PROBLEM DESCRIPTION = Pull each line holding the word "this" from the data.

Data listing
--- --- ---

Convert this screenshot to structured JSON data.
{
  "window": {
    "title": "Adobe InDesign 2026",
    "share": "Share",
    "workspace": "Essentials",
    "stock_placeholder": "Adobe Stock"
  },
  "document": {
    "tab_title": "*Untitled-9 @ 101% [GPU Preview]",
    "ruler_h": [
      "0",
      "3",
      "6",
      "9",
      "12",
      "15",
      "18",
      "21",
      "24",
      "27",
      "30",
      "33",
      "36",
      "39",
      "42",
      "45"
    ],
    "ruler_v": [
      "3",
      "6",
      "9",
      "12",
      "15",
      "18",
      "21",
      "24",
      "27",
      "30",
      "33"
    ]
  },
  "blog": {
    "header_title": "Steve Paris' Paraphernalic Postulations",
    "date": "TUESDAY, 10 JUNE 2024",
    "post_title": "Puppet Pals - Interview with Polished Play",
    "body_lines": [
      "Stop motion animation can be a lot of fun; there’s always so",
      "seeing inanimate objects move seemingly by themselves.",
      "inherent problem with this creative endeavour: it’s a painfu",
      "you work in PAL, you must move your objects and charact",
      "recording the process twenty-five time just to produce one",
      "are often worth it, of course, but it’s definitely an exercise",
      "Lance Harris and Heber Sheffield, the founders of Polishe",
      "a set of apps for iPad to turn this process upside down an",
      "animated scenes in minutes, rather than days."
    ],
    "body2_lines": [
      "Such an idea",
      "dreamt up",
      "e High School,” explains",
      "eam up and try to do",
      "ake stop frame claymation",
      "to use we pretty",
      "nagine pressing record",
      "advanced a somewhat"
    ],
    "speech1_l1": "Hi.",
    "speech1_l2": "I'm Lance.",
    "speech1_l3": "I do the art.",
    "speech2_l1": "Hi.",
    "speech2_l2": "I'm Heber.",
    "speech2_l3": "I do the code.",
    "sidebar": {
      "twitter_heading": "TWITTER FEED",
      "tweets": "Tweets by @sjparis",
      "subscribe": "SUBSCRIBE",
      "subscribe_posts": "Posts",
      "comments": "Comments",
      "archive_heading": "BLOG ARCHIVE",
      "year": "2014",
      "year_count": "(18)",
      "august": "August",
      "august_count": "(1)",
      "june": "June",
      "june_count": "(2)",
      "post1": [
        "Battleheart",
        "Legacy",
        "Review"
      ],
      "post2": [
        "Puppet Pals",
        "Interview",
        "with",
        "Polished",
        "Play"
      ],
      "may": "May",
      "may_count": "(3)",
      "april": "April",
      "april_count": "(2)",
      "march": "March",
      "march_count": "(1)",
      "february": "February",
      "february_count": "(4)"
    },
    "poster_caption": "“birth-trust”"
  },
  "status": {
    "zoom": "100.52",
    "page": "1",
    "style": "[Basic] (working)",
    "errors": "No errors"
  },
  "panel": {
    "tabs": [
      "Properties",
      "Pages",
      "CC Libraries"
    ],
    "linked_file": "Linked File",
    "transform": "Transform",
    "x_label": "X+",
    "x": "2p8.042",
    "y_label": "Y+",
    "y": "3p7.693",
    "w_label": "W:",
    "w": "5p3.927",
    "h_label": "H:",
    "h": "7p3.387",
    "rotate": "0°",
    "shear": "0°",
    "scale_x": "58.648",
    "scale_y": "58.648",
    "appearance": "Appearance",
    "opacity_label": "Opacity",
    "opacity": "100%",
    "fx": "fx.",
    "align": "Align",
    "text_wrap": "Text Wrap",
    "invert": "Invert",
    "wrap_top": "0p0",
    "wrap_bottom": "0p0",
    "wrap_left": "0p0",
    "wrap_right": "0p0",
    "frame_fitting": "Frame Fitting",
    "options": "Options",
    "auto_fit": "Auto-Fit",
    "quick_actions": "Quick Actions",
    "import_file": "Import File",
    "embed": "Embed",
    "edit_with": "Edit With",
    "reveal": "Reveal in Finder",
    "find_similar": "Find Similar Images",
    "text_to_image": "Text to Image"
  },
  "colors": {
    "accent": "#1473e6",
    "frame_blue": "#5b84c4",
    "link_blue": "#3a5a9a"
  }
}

--- --- ---

TASK OUTPUT =
Convert this screenshot to structured JSON data.
      "inherent problem with this creative endeavour: it’s a painfu",
      "a set of apps for iPad to turn this process upside down an",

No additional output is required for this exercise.